▸ **Verilen istek A**
Belge bölümüne göre, yirmi yılı aşkın bir süre sonra sol-çevreci tartışmaya hâkim olan nedir?
▸ **Verilen istek B**
Aşağıdaki ifadelerin belge bölümüyle uyuşup uyuşmadığını belirtin: (i) Fraser'ın cinsiyet adaletine verdiği önem, 1990'ların başlarındaki bir tartışmadan kaynaklanır. (ii) Yazara göre feminist karbon-sonrası öngörüler tamamlanmıştır. (iii) Kadınların zarar görmesini öne çıkaran söylemler olumlu bir gelecek hayali sunar.
▸ **Verilen istek C**
Belge bölümünde "Toplumsal cinsiyet ve" ifadesinden "bir deneyim içermektedir." ifadesine kadar olan kısmı aynen yazın.

Fraser’ın cinsiyet adaletine verdiği önem, 1990’ların başlarında sol sosyalist bir tartışmanın parçası olarak, cinsiyet adaletinin sanayi sonrası refah devletinin olası farklı versiyonlarını değerlendirmek üzere bir araç olarak düşünülmesinden kaynaklanmaktadır. Yirmi yılı aşkın bir süre sonra ise, sol-çevreci tartışmaya hâkim olan, herhangi bir refah devletinden ziyade karbon-sonrası sürdürülebilir toplum öngörüleridir. Bugünkü tartışma için önemli olan, Fraser’ın cinsiyet adaleti kavramının kadınların değersizleştirilmesine karşı sadece bugünkü mücadeleler için değil geleceğin daha iyi ve farklı dünyasına dair argüman üretmek için de önemli olduğunu savunmasıdır. Şöyle yazar:

Normatif kuramsallaştırma, halen, feminizm için, aslında tüm özgürleştirici toplumsal hareketler için, zaruri bir entelektüel girişimdir. Nereye gittiğimize dair bir öngörüye veya manzaraya ve oraya nasıl varacağımıza dair çeşitli önerileri değerlendirmek için bir dizi standarda ihtiyacımız var. (a.g.e.)

Toplumsal cinsiyet ve iklim aktivistlerinin kadınların zarar görmesini öne çıkaran söylemleri hem sorunlu manzaraları ortaya koyduğu hem de olumlu bir gelecek hayalinden yoksun olduğu için ters etki yaratabilir. Feminist çevre kuramsallaştırması, cinsiyet adaletinin neden sürdürülebilir, karbon-sonrası toplum için gerekli önkoşul olduğuna dair faydalı/daha iyi yanıtlar sunuyor mu? Eğer öyleyse, bu argüman dizisinin, iklim değişikliği politikalarına feminist müdahaleler bağlamında daha çok ilgiyi hak ettiğini savunuyorum. İtiraf etmeliyim ki, feminist karbon-sonrası öngörüler henüz yapım aşamasında ancak eldeki argümanı desteklemek için değerli bir deneyim içermektedir.

▸ **Sağlanan bilgiler**
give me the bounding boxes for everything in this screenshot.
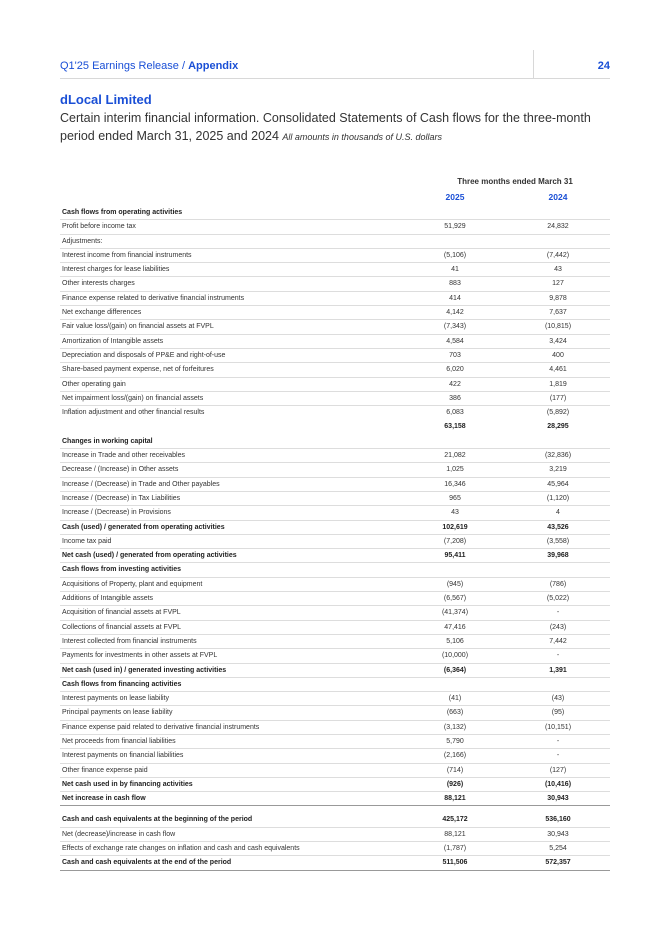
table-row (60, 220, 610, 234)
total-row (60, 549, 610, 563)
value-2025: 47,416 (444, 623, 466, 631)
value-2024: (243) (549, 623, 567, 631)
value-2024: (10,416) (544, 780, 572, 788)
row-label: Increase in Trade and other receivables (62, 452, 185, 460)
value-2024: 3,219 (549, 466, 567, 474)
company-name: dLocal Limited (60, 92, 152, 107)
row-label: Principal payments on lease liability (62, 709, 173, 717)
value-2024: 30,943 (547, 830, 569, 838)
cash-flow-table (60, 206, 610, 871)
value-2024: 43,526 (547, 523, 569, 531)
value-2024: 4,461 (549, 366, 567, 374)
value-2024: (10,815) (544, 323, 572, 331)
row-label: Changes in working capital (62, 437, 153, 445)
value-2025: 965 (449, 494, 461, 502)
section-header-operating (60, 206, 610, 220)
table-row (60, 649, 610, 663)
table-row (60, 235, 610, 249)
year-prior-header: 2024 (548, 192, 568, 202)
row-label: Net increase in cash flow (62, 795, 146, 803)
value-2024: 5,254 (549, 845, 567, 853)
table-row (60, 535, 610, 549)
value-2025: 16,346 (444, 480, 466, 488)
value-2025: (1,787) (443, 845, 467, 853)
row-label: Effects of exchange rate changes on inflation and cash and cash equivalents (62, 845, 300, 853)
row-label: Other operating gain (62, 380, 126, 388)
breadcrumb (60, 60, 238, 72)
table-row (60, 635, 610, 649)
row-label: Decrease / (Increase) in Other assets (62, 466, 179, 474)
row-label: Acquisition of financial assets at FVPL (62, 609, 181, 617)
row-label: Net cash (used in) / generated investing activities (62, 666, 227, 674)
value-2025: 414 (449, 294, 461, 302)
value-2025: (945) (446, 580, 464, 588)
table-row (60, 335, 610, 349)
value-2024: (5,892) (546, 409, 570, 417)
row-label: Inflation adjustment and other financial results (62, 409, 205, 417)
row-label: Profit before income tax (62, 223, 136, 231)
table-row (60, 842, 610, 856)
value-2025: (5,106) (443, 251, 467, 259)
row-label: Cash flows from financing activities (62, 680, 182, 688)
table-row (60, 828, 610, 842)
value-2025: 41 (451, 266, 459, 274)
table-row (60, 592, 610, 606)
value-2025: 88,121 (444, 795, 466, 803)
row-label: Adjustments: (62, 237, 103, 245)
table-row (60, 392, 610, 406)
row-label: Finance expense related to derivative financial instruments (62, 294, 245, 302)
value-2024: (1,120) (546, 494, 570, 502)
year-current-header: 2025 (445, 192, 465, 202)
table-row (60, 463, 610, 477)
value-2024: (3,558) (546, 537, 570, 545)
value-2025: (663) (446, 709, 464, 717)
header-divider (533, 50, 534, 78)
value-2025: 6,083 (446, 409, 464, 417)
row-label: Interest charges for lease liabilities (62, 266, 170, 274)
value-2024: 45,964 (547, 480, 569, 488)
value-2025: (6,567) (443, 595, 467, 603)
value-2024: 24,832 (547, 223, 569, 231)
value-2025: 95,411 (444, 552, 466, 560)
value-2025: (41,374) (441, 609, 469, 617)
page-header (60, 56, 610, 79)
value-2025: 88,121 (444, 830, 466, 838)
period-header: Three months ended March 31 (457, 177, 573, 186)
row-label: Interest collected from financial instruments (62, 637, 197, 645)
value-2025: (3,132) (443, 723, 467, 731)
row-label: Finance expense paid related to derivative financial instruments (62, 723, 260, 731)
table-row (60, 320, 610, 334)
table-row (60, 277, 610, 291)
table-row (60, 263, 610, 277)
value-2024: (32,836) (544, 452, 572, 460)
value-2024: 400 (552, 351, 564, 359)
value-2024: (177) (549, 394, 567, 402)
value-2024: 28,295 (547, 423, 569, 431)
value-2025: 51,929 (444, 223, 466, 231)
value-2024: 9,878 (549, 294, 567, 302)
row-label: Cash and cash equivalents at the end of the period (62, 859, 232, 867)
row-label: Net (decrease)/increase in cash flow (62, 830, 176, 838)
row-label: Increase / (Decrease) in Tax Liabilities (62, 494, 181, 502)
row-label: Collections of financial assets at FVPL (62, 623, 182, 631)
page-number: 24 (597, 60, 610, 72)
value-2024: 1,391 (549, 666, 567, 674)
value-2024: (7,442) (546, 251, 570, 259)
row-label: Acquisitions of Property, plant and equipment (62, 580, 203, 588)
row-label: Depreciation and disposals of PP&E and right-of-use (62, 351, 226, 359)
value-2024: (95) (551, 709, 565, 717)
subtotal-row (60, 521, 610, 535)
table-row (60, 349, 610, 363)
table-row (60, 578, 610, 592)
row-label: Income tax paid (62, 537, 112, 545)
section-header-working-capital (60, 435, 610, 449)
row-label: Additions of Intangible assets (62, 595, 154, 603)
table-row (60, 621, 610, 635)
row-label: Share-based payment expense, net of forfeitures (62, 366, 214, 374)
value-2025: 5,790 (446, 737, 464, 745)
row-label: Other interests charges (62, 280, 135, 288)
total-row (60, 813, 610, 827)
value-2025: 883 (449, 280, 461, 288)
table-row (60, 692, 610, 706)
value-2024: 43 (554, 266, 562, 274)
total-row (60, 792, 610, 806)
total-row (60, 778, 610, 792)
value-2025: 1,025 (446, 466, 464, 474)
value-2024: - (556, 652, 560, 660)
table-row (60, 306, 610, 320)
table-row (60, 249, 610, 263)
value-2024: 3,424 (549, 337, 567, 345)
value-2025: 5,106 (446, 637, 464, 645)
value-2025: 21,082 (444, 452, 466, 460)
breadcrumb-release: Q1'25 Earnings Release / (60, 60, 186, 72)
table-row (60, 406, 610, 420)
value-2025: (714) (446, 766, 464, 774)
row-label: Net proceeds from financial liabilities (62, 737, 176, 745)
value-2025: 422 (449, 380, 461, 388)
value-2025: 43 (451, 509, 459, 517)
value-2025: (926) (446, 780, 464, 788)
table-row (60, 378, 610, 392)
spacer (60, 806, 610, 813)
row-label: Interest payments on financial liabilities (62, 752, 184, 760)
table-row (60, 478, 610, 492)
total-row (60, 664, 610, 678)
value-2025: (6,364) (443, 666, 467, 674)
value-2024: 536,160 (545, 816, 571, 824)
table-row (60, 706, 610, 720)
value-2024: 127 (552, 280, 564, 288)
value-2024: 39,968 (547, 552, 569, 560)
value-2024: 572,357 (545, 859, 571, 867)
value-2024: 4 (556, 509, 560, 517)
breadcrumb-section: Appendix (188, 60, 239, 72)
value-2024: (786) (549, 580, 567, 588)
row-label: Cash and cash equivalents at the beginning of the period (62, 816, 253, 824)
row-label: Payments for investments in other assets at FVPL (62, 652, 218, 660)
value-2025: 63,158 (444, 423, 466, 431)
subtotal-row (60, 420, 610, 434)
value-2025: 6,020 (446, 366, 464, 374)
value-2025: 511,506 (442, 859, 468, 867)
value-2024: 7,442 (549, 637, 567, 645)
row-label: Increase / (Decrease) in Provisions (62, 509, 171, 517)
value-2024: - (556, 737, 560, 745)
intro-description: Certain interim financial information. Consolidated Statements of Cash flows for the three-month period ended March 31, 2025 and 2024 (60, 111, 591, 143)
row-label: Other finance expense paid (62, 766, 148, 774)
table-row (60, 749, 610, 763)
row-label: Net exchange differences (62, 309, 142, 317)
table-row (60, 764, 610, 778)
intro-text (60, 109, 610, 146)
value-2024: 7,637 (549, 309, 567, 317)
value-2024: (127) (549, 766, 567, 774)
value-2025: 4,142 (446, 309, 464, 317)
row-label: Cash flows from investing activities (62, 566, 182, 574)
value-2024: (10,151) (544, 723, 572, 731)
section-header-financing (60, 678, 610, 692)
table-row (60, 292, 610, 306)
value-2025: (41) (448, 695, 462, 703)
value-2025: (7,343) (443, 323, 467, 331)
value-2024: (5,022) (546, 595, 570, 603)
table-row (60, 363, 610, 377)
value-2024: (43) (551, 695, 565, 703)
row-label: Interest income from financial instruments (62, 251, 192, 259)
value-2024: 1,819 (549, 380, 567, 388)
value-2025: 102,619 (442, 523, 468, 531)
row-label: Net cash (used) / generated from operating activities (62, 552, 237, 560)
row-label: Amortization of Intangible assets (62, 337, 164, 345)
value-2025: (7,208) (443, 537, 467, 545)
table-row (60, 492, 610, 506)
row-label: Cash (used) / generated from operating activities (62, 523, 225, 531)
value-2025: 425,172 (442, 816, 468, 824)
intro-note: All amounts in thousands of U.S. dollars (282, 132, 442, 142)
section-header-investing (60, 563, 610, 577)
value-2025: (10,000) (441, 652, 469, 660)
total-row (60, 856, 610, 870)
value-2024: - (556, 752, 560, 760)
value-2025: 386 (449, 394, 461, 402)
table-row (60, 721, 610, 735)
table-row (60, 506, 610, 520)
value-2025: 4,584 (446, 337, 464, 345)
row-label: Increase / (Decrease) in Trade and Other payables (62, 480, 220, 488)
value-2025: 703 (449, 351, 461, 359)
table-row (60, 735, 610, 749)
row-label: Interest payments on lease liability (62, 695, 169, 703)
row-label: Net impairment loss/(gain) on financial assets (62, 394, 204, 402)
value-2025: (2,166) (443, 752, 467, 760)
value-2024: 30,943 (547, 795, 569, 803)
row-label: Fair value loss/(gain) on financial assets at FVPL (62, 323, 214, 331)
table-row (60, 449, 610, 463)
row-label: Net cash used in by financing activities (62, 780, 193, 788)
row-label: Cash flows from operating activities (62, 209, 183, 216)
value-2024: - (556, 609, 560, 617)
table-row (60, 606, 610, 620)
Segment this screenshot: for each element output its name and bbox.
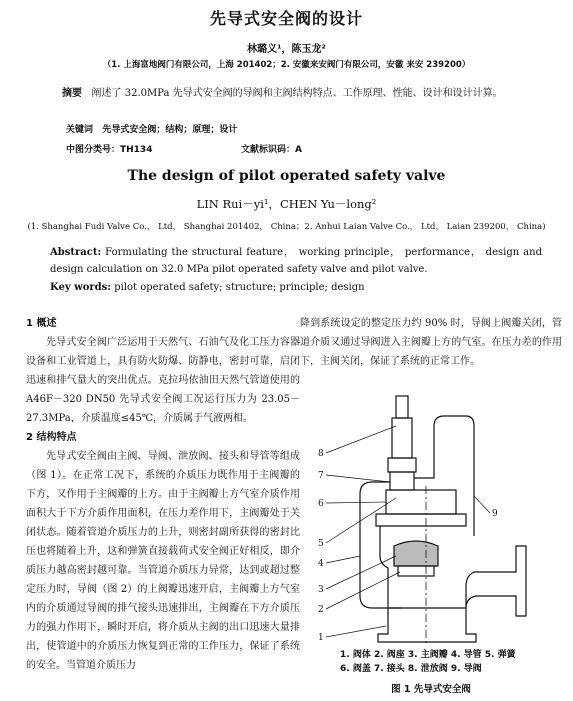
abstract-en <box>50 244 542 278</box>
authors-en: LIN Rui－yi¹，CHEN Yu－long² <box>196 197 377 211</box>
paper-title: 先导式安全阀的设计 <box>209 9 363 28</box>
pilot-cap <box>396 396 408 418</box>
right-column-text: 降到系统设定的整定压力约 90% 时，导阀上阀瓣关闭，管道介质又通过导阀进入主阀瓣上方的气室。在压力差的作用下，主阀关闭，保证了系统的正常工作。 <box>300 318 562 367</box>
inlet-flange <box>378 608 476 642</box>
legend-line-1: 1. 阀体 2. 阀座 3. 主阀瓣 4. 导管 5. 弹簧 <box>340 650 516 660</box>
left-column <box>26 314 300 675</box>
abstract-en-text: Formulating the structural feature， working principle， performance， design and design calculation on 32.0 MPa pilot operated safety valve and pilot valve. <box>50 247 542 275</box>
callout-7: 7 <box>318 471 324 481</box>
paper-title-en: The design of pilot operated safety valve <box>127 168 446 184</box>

▸ **Tam yanıt A**
Herhangi bir refah devletinden ziyade karbon-sonrası sürdürülebilir toplum öngörüleri.

▸ **Tam yanıt B**
(i) Evet: "1990’ların başlarında sol sosyalist bir tartışmanın parçası olarak"
(ii) Hayır: "feminist karbon-sonrası öngörüler henüz yapım aşamasında"
(iii) Hayır: "olumlu bir gelecek hayalinden yoksun olduğu için ters etki yaratabilir"

▸ **Tam yanıt C**
Toplumsal cinsiyet ve iklim aktivistlerinin kadınların zarar görmesini öne çıkaran söylemleri hem sorunlu manzaraları ortaya koyduğu hem de olumlu bir gelecek hayalinden yoksun olduğu için ters etki yaratabilir. Feminist çevre kuramsallaştırması, cinsiyet adaletinin neden sürdürülebilir, karbon-sonrası toplum için gerekli önkoşul olduğuna dair faydalı/daha iyi yanıtlar sunuyor mu? Eğer öyleyse, bu argüman dizisinin, iklim değişikliği politikalarına feminist müdahaleler bağlamında daha çok ilgiyi hak ettiğini savunuyorum. İtiraf etmeliyim ki, feminist karbon-sonrası öngörüler henüz yapım aşamasında ancak eldeki argümanı desteklemek için değerli bir deneyim içermektedir.